[Exercise goal]: Write out only the lines running from the one that contains "What data populates" to the end of the material, both ends included.

[Dataset extract]:
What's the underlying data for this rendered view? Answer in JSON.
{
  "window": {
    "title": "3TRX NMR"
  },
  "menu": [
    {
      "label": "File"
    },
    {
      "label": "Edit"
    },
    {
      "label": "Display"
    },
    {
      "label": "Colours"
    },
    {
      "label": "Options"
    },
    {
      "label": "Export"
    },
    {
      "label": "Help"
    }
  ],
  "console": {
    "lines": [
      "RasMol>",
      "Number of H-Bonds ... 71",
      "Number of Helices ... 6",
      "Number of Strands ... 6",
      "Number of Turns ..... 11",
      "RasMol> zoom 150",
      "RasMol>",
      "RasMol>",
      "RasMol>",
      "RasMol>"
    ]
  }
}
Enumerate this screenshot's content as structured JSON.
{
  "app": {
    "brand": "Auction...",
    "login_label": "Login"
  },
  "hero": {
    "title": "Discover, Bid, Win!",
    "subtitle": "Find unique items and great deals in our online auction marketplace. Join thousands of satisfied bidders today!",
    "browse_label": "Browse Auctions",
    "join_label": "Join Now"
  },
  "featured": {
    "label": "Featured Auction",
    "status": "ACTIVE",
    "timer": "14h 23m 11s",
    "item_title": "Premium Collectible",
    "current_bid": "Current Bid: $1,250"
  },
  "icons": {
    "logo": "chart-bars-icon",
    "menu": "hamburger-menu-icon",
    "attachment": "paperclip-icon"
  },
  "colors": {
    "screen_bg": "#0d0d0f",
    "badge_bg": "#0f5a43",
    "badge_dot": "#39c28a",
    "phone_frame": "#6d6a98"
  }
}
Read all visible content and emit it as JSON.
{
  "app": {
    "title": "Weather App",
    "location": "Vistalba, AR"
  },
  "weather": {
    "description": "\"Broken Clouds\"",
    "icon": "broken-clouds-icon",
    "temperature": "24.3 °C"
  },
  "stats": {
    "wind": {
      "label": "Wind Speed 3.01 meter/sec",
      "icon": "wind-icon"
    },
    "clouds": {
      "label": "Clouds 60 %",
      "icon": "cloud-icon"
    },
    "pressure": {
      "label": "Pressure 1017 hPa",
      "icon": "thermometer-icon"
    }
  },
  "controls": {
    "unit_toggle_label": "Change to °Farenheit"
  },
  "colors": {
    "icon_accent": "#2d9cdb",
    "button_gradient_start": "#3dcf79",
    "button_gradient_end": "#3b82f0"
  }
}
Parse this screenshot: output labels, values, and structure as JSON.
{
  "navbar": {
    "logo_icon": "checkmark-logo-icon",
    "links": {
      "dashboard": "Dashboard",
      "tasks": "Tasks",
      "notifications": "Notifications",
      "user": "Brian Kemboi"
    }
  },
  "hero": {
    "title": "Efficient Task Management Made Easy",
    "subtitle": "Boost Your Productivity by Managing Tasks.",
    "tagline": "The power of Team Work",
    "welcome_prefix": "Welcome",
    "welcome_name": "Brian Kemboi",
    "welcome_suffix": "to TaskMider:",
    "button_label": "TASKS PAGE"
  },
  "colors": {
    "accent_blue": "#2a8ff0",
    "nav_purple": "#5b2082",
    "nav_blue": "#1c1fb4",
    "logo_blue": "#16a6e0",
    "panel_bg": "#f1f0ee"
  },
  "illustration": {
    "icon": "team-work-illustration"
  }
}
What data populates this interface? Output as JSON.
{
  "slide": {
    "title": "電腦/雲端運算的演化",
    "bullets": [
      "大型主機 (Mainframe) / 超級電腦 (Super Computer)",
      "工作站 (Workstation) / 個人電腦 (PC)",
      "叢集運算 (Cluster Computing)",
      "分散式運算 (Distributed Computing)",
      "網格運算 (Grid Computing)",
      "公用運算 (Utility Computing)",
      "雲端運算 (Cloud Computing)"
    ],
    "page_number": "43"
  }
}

[Solution to the exercise]:
What data populates this interface? Output as JSON.
{
  "slide": {
    "title": "電腦/雲端運算的演化",
    "bullets": [
      "大型主機 (Mainframe) / 超級電腦 (Super Computer)",
      "工作站 (Workstation) / 個人電腦 (PC)",
      "叢集運算 (Cluster Computing)",
      "分散式運算 (Distributed Computing)",
      "網格運算 (Grid Computing)",
      "公用運算 (Utility Computing)",
      "雲端運算 (Cloud Computing)"
    ],
    "page_number": "43"
  }
}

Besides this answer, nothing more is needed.